::: RECORDS PROVIDED :::
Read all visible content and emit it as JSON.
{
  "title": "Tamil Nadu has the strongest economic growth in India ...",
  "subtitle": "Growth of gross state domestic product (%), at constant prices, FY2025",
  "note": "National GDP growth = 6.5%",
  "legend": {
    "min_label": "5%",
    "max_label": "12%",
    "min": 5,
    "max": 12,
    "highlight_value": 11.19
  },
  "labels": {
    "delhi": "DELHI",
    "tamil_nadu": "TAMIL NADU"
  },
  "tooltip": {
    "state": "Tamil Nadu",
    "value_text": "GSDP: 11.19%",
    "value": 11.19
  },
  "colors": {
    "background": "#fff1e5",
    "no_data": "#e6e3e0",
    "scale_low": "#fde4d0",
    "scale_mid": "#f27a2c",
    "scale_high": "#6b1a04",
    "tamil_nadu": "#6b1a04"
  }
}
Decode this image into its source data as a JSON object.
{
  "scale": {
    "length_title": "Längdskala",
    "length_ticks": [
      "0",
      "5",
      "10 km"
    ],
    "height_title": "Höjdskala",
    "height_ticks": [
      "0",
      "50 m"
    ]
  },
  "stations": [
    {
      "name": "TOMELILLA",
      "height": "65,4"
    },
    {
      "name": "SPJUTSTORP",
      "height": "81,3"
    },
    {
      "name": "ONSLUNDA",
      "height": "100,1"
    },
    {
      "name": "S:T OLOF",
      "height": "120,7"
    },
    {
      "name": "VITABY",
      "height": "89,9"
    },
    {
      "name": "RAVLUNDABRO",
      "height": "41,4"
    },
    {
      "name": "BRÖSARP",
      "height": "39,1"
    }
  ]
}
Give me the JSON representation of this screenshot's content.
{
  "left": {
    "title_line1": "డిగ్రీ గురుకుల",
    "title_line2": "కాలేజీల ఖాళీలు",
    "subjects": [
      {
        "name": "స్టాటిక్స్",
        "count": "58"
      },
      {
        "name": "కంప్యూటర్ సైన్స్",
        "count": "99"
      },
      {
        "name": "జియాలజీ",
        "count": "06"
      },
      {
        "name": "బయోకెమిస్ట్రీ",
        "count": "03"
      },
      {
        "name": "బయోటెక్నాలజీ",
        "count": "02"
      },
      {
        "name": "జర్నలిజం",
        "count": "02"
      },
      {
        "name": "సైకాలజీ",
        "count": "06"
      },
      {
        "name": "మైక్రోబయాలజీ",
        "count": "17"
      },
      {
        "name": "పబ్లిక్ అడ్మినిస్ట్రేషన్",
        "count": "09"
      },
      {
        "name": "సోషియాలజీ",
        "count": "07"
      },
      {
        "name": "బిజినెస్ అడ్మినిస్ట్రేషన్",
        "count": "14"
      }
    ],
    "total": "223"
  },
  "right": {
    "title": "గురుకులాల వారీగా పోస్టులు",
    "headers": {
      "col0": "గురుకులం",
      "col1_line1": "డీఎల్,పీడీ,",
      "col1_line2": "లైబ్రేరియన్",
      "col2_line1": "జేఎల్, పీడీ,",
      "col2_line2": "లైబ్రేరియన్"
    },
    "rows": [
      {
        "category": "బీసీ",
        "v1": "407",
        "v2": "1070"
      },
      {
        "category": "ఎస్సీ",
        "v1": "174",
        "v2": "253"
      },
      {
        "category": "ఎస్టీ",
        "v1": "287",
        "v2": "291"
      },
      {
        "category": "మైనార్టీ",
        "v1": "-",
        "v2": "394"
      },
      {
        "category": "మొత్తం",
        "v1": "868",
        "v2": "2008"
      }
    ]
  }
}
:::
_PROMPT_
Restate the listing above word for word.

_WRITTEN SOLUTION_
Read all visible content and emit it as JSON.
{
  "title": "Tamil Nadu has the strongest economic growth in India ...",
  "subtitle": "Growth of gross state domestic product (%), at constant prices, FY2025",
  "note": "National GDP growth = 6.5%",
  "legend": {
    "min_label": "5%",
    "max_label": "12%",
    "min": 5,
    "max": 12,
    "highlight_value": 11.19
  },
  "labels": {
    "delhi": "DELHI",
    "tamil_nadu": "TAMIL NADU"
  },
  "tooltip": {
    "state": "Tamil Nadu",
    "value_text": "GSDP: 11.19%",
    "value": 11.19
  },
  "colors": {
    "background": "#fff1e5",
    "no_data": "#e6e3e0",
    "scale_low": "#fde4d0",
    "scale_mid": "#f27a2c",
    "scale_high": "#6b1a04",
    "tamil_nadu": "#6b1a04"
  }
}
Decode this image into its source data as a JSON object.
{
  "scale": {
    "length_title": "Längdskala",
    "length_ticks": [
      "0",
      "5",
      "10 km"
    ],
    "height_title": "Höjdskala",
    "height_ticks": [
      "0",
      "50 m"
    ]
  },
  "stations": [
    {
      "name": "TOMELILLA",
      "height": "65,4"
    },
    {
      "name": "SPJUTSTORP",
      "height": "81,3"
    },
    {
      "name": "ONSLUNDA",
      "height": "100,1"
    },
    {
      "name": "S:T OLOF",
      "height": "120,7"
    },
    {
      "name": "VITABY",
      "height": "89,9"
    },
    {
      "name": "RAVLUNDABRO",
      "height": "41,4"
    },
    {
      "name": "BRÖSARP",
      "height": "39,1"
    }
  ]
}
Give me the JSON representation of this screenshot's content.
{
  "left": {
    "title_line1": "డిగ్రీ గురుకుల",
    "title_line2": "కాలేజీల ఖాళీలు",
    "subjects": [
      {
        "name": "స్టాటిక్స్",
        "count": "58"
      },
      {
        "name": "కంప్యూటర్ సైన్స్",
        "count": "99"
      },
      {
        "name": "జియాలజీ",
        "count": "06"
      },
      {
        "name": "బయోకెమిస్ట్రీ",
        "count": "03"
      },
      {
        "name": "బయోటెక్నాలజీ",
        "count": "02"
      },
      {
        "name": "జర్నలిజం",
        "count": "02"
      },
      {
        "name": "సైకాలజీ",
        "count": "06"
      },
      {
        "name": "మైక్రోబయాలజీ",
        "count": "17"
      },
      {
        "name": "పబ్లిక్ అడ్మినిస్ట్రేషన్",
        "count": "09"
      },
      {
        "name": "సోషియాలజీ",
        "count": "07"
      },
      {
        "name": "బిజినెస్ అడ్మినిస్ట్రేషన్",
        "count": "14"
      }
    ],
    "total": "223"
  },
  "right": {
    "title": "గురుకులాల వారీగా పోస్టులు",
    "headers": {
      "col0": "గురుకులం",
      "col1_line1": "డీఎల్,పీడీ,",
      "col1_line2": "లైబ్రేరియన్",
      "col2_line1": "జేఎల్, పీడీ,",
      "col2_line2": "లైబ్రేరియన్"
    },
    "rows": [
      {
        "category": "బీసీ",
        "v1": "407",
        "v2": "1070"
      },
      {
        "category": "ఎస్సీ",
        "v1": "174",
        "v2": "253"
      },
      {
        "category": "ఎస్టీ",
        "v1": "287",
        "v2": "291"
      },
      {
        "category": "మైనార్టీ",
        "v1": "-",
        "v2": "394"
      },
      {
        "category": "మొత్తం",
        "v1": "868",
        "v2": "2008"
      }
    ]
  }
}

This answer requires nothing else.